THE EXERCISE
Using the records that follow, copy every line containing the word "fileenglish".
— start of DATA EXCERPTS —
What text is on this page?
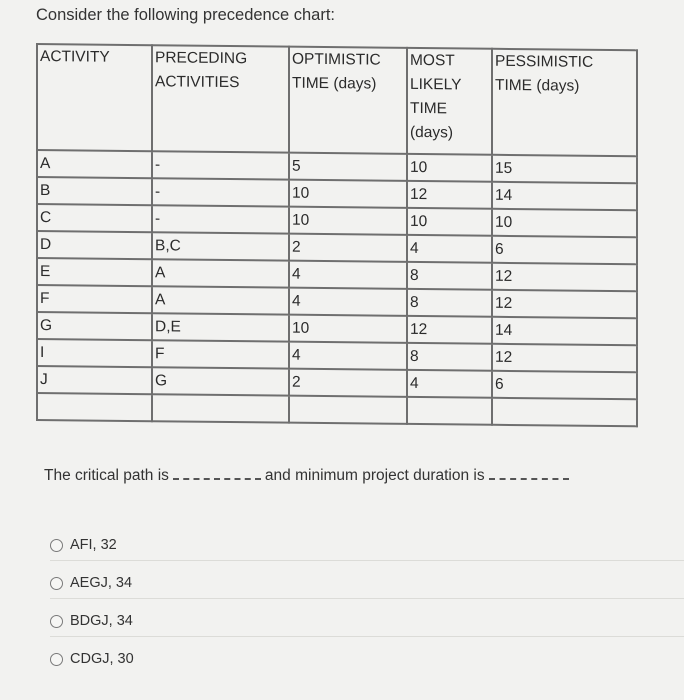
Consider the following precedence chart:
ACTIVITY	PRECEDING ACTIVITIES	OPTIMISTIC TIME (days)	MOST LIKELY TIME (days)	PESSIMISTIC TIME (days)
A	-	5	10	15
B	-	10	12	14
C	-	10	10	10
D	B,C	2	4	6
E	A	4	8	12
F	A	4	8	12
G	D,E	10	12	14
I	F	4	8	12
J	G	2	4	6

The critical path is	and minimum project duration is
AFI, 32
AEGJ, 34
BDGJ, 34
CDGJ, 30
— end of DATA EXCERPTS —
— start of DATA EXCERPTS —
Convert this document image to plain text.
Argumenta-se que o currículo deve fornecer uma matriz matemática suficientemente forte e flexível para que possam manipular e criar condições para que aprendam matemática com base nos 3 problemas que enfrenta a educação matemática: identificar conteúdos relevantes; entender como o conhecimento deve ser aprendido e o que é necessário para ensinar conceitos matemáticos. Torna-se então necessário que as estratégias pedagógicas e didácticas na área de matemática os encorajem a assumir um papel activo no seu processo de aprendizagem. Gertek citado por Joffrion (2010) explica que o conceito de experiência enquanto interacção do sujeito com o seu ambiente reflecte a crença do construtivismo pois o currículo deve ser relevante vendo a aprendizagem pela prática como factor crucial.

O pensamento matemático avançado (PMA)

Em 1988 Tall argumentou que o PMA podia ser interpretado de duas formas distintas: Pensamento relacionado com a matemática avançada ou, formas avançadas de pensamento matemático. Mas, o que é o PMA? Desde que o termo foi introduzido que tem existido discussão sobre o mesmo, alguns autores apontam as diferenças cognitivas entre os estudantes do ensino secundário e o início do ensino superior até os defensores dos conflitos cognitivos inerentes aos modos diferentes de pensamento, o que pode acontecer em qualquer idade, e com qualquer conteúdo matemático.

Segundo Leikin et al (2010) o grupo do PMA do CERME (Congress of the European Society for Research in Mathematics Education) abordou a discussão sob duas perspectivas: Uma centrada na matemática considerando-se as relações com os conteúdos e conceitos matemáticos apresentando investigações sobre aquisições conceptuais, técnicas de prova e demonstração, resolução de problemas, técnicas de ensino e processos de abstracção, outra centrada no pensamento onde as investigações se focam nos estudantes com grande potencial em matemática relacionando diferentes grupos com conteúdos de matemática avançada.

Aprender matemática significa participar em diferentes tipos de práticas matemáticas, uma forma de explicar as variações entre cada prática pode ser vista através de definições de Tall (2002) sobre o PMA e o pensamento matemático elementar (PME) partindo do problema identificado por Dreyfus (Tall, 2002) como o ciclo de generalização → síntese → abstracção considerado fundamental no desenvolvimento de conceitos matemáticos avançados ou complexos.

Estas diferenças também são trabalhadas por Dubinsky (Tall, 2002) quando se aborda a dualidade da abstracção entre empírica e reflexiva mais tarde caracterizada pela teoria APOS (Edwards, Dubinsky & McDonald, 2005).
— end of DATA EXCERPTS —
— start of DATA EXCERPTS —
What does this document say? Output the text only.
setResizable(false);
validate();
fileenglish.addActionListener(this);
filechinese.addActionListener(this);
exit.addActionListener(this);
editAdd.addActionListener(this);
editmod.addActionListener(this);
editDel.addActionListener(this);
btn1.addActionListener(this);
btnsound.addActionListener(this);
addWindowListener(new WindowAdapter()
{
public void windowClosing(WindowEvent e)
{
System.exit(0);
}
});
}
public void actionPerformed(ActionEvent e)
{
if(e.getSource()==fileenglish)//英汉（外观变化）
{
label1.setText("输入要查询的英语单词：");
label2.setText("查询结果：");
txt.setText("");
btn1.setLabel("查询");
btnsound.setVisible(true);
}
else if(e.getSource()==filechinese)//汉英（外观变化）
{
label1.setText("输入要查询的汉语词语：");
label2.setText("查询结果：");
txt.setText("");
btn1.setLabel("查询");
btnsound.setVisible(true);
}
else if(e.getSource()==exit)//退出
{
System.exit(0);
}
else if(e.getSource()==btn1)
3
— end of DATA EXCERPTS —
SOLUTION
fileenglish.addActionListener(this);
if(e.getSource()==fileenglish)//英汉（外观变化）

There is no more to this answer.